Requirement — Identify each line in the records below that contains the word "Chikirou", and copy it.

Input data —
-------

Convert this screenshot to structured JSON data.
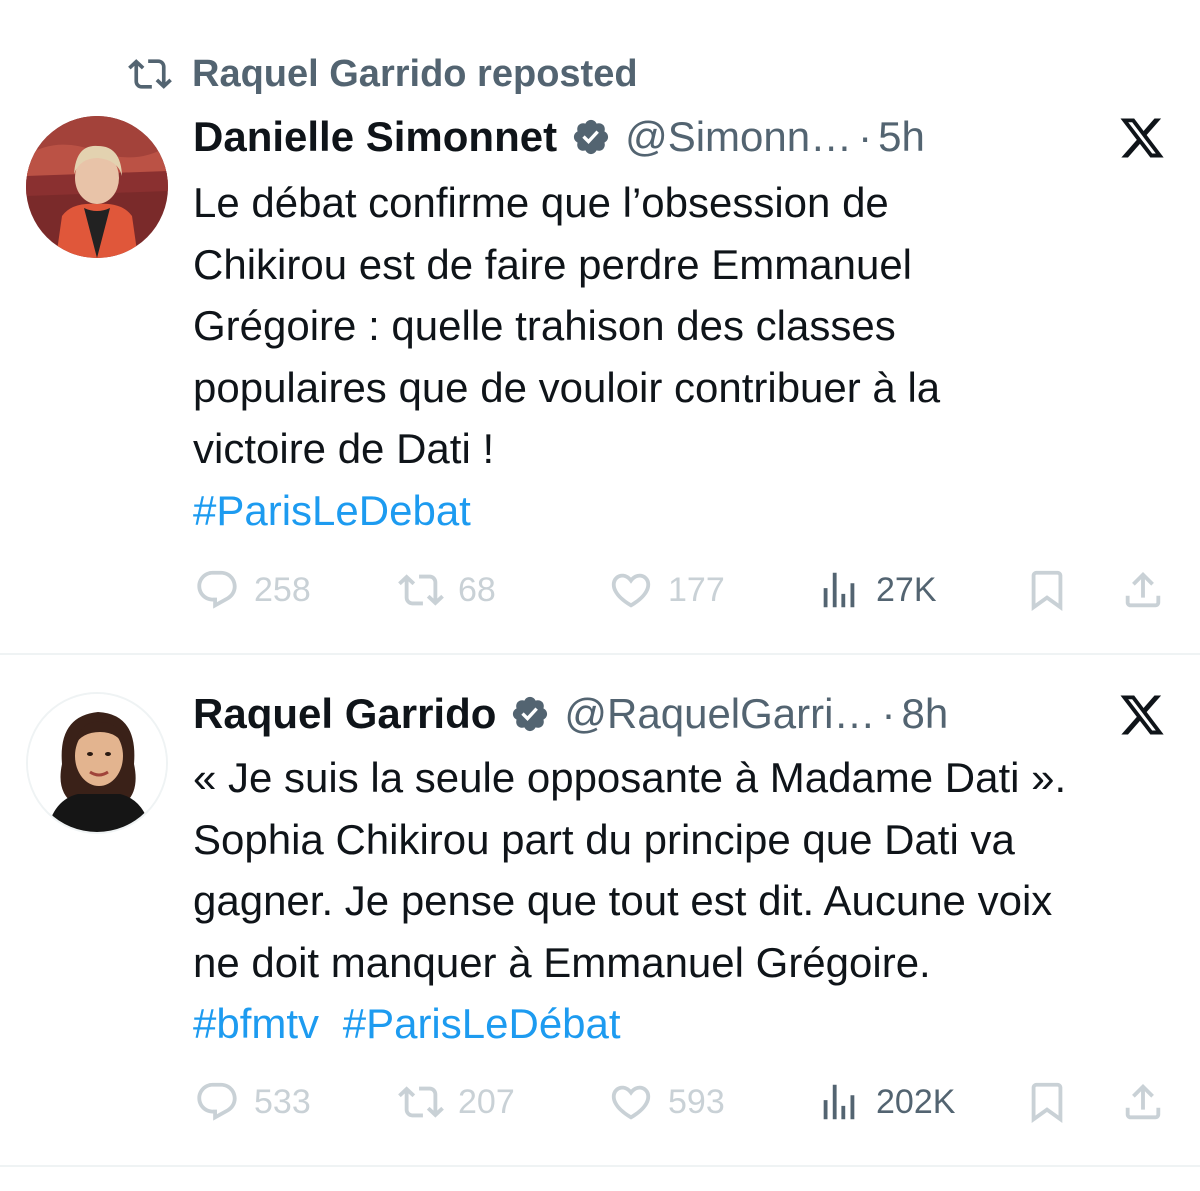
{
  "repost_banner": {
    "text": "Raquel Garrido reposted",
    "icon": "repost-icon"
  },
  "tweets": [
    {
      "author_name": "Danielle Simonnet",
      "handle": "@Simonn…",
      "separator": "·",
      "time": "5h",
      "verified": true,
      "lines": [
        "Le débat confirme que l’obsession de",
        "Chikirou est de faire perdre Emmanuel",
        "Grégoire : quelle trahison des classes",
        "populaires que de vouloir contribuer à la",
        "victoire de Dati !"
      ],
      "hashtags": [
        "#ParisLeDebat"
      ],
      "replies": "258",
      "reposts": "68",
      "likes": "177",
      "views": "27K"
    },
    {
      "author_name": "Raquel Garrido",
      "handle": "@RaquelGarri…",
      "separator": "·",
      "time": "8h",
      "verified": true,
      "lines": [
        "« Je suis la seule opposante à Madame Dati ».",
        "Sophia Chikirou part du principe que Dati va",
        "gagner. Je pense que tout est dit. Aucune voix",
        "ne doit manquer à Emmanuel Grégoire."
      ],
      "hashtags": [
        "#bfmtv",
        "#ParisLeDébat"
      ],
      "replies": "533",
      "reposts": "207",
      "likes": "593",
      "views": "202K"
    }
  ],
  "colors": {
    "text": "#0f1419",
    "secondary": "#536471",
    "link": "#1d9bf0",
    "muted_action": "#c9d1d6",
    "divider": "#eff3f4"
  }
}
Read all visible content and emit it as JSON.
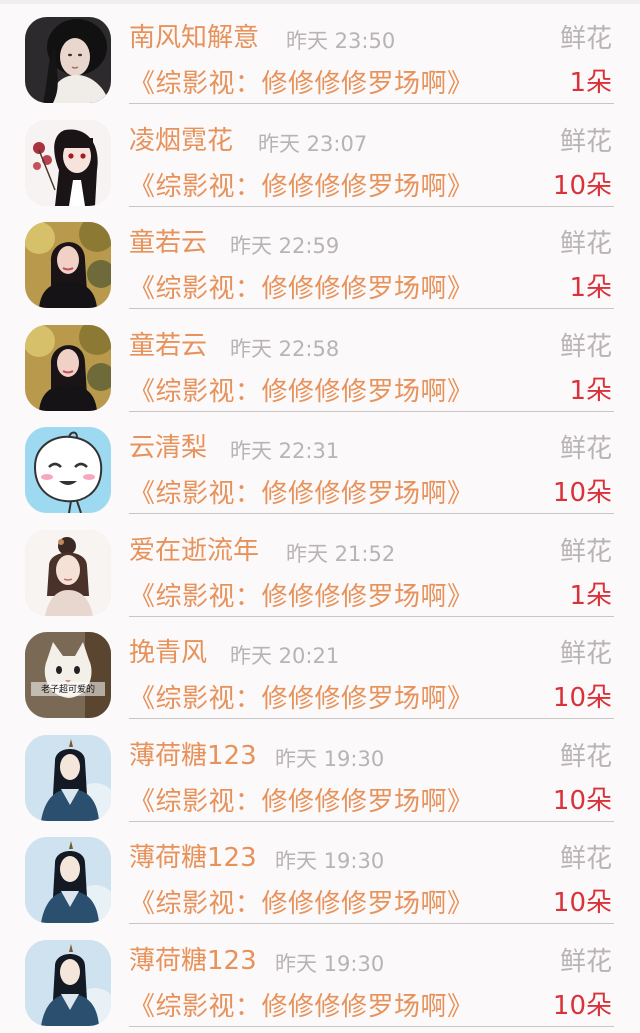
{
  "colors": {
    "name": "#e7925a",
    "book": "#e7925a",
    "muted": "#b8b3b4",
    "count": "#d9323a",
    "divider": "#c8c6c7"
  },
  "items": [
    {
      "name": "南风知解意",
      "time": "昨天 23:50",
      "label": "鲜花",
      "book": "《综影视：修修修修罗场啊》",
      "count": "1朵",
      "avatar": "avatar-girl-dark-hair-icon"
    },
    {
      "name": "凌烟霓花",
      "time": "昨天 23:07",
      "label": "鲜花",
      "book": "《综影视：修修修修罗场啊》",
      "count": "10朵",
      "avatar": "avatar-anime-girl-flowers-icon"
    },
    {
      "name": "童若云",
      "time": "昨天 22:59",
      "label": "鲜花",
      "book": "《综影视：修修修修罗场啊》",
      "count": "1朵",
      "avatar": "avatar-woman-photo-icon"
    },
    {
      "name": "童若云",
      "time": "昨天 22:58",
      "label": "鲜花",
      "book": "《综影视：修修修修罗场啊》",
      "count": "1朵",
      "avatar": "avatar-woman-photo-icon"
    },
    {
      "name": "云清梨",
      "time": "昨天 22:31",
      "label": "鲜花",
      "book": "《综影视：修修修修罗场啊》",
      "count": "10朵",
      "avatar": "avatar-cartoon-blush-face-icon"
    },
    {
      "name": "爱在逝流年",
      "time": "昨天 21:52",
      "label": "鲜花",
      "book": "《综影视：修修修修罗场啊》",
      "count": "1朵",
      "avatar": "avatar-ink-painting-girl-icon"
    },
    {
      "name": "挽青风",
      "time": "昨天 20:21",
      "label": "鲜花",
      "book": "《综影视：修修修修罗场啊》",
      "count": "10朵",
      "avatar": "avatar-cat-meme-icon"
    },
    {
      "name": "薄荷糖123",
      "time": "昨天 19:30",
      "label": "鲜花",
      "book": "《综影视：修修修修罗场啊》",
      "count": "10朵",
      "avatar": "avatar-ancient-costume-man-icon"
    },
    {
      "name": "薄荷糖123",
      "time": "昨天 19:30",
      "label": "鲜花",
      "book": "《综影视：修修修修罗场啊》",
      "count": "10朵",
      "avatar": "avatar-ancient-costume-man-icon"
    },
    {
      "name": "薄荷糖123",
      "time": "昨天 19:30",
      "label": "鲜花",
      "book": "《综影视：修修修修罗场啊》",
      "count": "10朵",
      "avatar": "avatar-ancient-costume-man-icon"
    }
  ],
  "avatar_texts": {
    "cat_meme": "老子超可爱的"
  }
}
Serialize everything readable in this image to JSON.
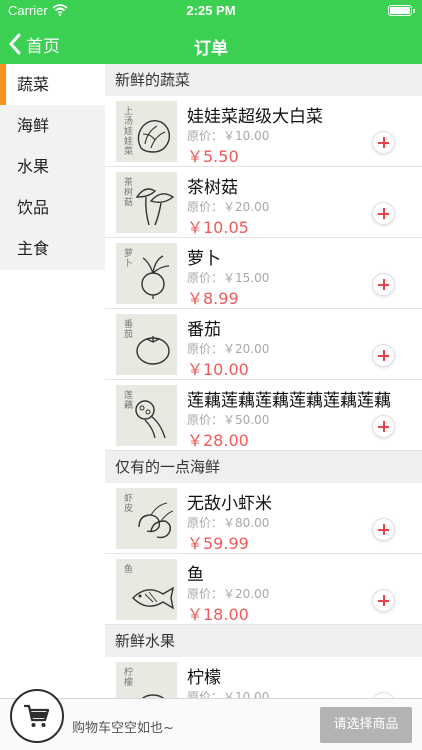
{
  "status_bar": {
    "carrier": "Carrier",
    "time": "2:25 PM"
  },
  "nav": {
    "back_label": "首页",
    "title": "订单"
  },
  "sidebar": {
    "items": [
      {
        "label": "蔬菜",
        "active": true
      },
      {
        "label": "海鲜",
        "active": false
      },
      {
        "label": "水果",
        "active": false
      },
      {
        "label": "饮品",
        "active": false
      },
      {
        "label": "主食",
        "active": false
      }
    ]
  },
  "sections": [
    {
      "title": "新鲜的蔬菜",
      "products": [
        {
          "name": "娃娃菜超级大白菜",
          "thumb_text": "上汤娃娃菜",
          "thumb_icon": "cabbage-icon",
          "original_price": "原价：￥10.00",
          "price": "￥5.50"
        },
        {
          "name": "茶树菇",
          "thumb_text": "茶树菇",
          "thumb_icon": "mushroom-icon",
          "original_price": "原价：￥20.00",
          "price": "￥10.05"
        },
        {
          "name": "萝卜",
          "thumb_text": "萝卜",
          "thumb_icon": "radish-icon",
          "original_price": "原价：￥15.00",
          "price": "￥8.99"
        },
        {
          "name": "番茄",
          "thumb_text": "番茄",
          "thumb_icon": "tomato-icon",
          "original_price": "原价：￥20.00",
          "price": "￥10.00"
        },
        {
          "name": "莲藕莲藕莲藕莲藕莲藕莲藕",
          "thumb_text": "莲藕",
          "thumb_icon": "lotus-root-icon",
          "original_price": "原价：￥50.00",
          "price": "￥28.00"
        }
      ]
    },
    {
      "title": "仅有的一点海鲜",
      "products": [
        {
          "name": "无敌小虾米",
          "thumb_text": "虾皮",
          "thumb_icon": "shrimp-icon",
          "original_price": "原价：￥80.00",
          "price": "￥59.99"
        },
        {
          "name": "鱼",
          "thumb_text": "鱼",
          "thumb_icon": "fish-icon",
          "original_price": "原价：￥20.00",
          "price": "￥18.00"
        }
      ]
    },
    {
      "title": "新鲜水果",
      "products": [
        {
          "name": "柠檬",
          "thumb_text": "柠檬",
          "thumb_icon": "lemon-icon",
          "original_price": "原价：￥10.00",
          "price": ""
        }
      ]
    }
  ],
  "cart": {
    "empty_text": "购物车空空如也~",
    "checkout_label": "请选择商品"
  },
  "colors": {
    "nav_green": "#3bd052",
    "active_orange": "#f7931e",
    "price_red": "#ef5a5a",
    "add_red": "#e8424a",
    "checkout_gray": "#b3b3b3"
  }
}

-------

Full solution —
        "Chikirou est de faire perdre Emmanuel",
        "Sophia Chikirou part du principe que Dati va",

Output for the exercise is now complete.